• _THE PROBLEM_
Locate every line in the material below that has the word "structured". Copy each of those lines.

★ ★ ★ ★ ★ ★ ★

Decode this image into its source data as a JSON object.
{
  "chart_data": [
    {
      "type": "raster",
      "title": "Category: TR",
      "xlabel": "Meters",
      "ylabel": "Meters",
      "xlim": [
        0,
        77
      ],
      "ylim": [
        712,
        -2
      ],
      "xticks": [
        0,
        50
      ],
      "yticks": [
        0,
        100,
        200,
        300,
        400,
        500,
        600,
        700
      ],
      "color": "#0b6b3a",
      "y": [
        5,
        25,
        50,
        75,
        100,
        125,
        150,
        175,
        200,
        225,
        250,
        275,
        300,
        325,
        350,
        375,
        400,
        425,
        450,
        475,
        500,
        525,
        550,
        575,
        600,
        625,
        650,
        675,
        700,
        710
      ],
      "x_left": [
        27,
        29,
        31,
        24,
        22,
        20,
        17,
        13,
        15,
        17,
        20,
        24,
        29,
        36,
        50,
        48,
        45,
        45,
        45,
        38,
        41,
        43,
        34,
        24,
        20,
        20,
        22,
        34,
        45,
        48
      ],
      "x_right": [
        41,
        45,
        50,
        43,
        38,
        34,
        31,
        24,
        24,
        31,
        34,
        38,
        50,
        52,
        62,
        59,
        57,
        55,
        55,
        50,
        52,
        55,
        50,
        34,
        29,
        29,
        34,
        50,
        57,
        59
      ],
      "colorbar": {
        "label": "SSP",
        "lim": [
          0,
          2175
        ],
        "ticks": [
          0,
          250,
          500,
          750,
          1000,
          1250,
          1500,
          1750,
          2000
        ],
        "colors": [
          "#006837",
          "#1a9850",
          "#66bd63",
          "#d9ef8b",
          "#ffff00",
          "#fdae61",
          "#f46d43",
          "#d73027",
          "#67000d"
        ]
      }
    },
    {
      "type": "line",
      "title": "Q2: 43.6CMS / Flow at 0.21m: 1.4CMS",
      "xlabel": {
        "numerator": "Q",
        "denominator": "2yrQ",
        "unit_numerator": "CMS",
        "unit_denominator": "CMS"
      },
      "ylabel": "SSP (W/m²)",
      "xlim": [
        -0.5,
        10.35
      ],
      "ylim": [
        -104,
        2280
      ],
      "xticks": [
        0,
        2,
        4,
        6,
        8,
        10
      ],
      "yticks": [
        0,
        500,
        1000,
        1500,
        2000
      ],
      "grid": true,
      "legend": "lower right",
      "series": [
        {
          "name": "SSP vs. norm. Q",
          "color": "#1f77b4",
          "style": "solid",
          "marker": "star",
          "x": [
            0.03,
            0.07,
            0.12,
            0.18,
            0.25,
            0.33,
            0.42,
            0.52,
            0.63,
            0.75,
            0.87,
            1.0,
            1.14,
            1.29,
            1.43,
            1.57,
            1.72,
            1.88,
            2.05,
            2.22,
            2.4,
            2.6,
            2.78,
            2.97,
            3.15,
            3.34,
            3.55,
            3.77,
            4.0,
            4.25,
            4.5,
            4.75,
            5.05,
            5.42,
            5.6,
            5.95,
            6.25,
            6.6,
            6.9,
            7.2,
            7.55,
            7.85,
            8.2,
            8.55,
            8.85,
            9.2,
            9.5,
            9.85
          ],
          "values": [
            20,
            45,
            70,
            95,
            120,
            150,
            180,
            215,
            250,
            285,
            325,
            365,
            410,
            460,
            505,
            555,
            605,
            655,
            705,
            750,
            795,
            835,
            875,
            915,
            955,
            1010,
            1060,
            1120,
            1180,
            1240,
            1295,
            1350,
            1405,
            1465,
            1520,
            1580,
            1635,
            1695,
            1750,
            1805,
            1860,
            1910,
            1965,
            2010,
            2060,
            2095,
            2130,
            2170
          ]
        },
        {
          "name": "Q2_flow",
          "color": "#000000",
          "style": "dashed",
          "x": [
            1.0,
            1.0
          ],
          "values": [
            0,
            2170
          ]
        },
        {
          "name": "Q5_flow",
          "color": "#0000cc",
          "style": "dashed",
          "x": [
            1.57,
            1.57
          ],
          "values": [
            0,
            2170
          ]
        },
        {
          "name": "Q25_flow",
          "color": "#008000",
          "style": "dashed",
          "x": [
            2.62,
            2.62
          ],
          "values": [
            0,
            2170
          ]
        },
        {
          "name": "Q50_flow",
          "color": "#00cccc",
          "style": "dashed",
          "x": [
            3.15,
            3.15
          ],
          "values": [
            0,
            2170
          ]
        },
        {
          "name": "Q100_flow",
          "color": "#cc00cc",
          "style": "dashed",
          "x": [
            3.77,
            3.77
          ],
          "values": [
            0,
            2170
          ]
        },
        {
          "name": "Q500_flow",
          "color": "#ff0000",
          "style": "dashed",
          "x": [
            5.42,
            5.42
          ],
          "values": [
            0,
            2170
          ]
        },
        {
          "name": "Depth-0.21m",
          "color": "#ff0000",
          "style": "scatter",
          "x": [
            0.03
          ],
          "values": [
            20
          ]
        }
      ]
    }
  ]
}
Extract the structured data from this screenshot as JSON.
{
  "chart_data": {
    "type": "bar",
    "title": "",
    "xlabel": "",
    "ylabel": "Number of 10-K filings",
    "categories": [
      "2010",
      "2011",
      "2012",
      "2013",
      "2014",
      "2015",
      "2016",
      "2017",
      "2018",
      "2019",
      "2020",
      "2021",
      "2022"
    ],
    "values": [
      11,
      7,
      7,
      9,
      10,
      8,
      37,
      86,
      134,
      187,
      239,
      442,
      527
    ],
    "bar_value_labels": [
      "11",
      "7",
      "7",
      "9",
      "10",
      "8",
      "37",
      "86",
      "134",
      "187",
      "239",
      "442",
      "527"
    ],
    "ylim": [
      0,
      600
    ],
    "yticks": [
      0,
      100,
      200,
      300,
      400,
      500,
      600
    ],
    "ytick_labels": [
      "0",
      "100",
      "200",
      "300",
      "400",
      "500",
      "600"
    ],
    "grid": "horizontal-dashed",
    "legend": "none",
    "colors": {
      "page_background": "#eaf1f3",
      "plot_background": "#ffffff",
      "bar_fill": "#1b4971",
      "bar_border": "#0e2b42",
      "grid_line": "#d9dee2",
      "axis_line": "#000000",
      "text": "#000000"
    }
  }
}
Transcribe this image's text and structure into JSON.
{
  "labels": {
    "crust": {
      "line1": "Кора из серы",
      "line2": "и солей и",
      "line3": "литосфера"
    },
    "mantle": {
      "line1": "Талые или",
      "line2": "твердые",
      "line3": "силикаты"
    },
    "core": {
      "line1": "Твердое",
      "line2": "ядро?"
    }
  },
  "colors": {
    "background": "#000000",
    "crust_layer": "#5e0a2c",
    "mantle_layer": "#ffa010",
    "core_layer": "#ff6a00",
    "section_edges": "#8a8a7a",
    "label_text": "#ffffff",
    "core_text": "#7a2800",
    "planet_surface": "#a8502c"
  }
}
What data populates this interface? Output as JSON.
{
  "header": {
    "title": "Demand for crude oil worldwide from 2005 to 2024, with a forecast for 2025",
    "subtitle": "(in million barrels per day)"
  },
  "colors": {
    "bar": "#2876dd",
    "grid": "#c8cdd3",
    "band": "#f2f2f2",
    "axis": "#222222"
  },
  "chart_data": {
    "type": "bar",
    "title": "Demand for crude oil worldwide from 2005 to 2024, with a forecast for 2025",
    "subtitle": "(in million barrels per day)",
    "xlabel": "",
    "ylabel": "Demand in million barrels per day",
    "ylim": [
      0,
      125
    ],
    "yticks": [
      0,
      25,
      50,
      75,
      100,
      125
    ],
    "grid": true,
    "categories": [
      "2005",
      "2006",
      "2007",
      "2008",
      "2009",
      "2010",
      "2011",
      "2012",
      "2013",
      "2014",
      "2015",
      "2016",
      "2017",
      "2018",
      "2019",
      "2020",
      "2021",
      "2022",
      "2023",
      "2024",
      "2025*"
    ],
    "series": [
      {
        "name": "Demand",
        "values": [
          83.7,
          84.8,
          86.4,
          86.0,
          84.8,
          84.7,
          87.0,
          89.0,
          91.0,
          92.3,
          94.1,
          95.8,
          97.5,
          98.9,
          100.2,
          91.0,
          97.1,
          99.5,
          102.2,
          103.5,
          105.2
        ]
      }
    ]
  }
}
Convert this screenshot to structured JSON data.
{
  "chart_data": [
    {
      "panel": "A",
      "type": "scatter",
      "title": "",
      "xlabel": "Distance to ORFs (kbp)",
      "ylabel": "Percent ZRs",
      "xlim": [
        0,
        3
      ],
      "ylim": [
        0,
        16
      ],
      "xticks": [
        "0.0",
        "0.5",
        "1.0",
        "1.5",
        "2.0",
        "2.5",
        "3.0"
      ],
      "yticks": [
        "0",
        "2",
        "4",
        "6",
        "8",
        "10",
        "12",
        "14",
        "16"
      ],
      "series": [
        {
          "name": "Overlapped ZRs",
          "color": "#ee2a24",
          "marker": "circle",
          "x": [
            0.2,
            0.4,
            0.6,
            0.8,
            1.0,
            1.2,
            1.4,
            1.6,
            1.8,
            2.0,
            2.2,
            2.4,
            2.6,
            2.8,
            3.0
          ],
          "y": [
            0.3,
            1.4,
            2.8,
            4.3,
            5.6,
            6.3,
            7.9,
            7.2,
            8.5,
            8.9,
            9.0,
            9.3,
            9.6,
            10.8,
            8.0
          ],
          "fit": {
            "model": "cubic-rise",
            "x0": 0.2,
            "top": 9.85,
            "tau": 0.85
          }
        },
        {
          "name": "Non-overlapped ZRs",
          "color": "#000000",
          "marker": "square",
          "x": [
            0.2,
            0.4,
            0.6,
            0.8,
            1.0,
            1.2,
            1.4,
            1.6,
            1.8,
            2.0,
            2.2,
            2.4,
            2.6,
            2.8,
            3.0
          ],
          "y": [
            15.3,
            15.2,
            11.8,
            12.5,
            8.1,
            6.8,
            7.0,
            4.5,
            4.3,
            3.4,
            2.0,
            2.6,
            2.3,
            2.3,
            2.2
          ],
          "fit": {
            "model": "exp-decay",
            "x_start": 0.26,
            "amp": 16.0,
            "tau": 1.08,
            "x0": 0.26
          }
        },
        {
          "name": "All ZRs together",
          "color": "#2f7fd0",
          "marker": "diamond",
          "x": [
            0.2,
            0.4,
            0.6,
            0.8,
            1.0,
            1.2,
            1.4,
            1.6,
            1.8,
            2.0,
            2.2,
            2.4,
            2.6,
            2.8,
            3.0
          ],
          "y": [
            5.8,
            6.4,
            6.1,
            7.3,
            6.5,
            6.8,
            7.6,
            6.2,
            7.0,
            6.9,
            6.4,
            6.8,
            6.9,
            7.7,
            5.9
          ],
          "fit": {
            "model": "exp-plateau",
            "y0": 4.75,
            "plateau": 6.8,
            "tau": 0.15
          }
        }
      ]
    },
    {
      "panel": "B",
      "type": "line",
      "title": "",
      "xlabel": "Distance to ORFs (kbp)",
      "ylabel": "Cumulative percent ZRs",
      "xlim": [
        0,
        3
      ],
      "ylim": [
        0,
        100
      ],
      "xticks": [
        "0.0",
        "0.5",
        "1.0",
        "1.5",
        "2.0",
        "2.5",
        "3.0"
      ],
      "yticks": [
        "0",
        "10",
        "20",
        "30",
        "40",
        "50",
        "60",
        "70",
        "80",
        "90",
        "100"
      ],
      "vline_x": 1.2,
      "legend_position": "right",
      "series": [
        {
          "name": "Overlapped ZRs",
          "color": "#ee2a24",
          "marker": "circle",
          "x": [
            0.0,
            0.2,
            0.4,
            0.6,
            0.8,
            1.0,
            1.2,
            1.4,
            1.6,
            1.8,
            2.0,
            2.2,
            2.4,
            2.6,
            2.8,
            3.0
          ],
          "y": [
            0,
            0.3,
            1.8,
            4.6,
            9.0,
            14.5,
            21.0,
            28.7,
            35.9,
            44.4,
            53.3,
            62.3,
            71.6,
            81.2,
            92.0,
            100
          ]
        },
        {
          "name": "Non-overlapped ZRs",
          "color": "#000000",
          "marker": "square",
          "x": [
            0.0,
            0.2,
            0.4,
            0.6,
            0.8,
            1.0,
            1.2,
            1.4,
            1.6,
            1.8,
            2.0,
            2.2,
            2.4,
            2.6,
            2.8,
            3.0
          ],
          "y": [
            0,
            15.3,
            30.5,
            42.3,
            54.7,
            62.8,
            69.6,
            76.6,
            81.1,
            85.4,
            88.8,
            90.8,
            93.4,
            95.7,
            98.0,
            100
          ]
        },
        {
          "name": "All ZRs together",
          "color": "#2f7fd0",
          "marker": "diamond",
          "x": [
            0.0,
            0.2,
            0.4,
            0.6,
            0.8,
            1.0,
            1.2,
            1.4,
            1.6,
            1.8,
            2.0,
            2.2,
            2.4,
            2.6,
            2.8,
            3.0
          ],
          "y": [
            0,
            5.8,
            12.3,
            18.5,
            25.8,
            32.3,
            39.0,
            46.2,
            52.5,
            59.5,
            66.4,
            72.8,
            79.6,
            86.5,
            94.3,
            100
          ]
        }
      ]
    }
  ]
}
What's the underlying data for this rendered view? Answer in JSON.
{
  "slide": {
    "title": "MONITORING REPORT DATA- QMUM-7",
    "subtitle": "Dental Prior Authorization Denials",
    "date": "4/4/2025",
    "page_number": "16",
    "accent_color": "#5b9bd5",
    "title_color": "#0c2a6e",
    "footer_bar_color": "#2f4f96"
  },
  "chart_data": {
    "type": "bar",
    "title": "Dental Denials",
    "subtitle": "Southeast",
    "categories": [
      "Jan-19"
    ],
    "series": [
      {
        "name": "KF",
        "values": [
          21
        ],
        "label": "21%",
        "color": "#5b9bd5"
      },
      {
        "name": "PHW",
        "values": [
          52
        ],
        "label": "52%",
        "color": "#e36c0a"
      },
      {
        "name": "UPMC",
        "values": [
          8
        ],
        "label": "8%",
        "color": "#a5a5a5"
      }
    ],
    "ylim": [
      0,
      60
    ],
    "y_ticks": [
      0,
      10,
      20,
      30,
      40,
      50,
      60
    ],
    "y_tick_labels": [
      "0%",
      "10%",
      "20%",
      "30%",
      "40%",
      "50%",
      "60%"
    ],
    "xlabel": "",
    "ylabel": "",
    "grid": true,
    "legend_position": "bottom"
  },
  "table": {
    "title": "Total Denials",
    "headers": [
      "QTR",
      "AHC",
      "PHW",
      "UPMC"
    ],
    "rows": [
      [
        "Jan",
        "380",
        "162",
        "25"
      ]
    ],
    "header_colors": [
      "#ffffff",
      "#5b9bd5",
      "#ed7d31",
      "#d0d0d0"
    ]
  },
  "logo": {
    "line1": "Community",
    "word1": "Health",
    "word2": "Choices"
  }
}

★ ★ ★ ★ ★ ★ ★

• _SOLUTION TO THE EXERCISE_
Extract the structured data from this screenshot as JSON.
Convert this screenshot to structured JSON data.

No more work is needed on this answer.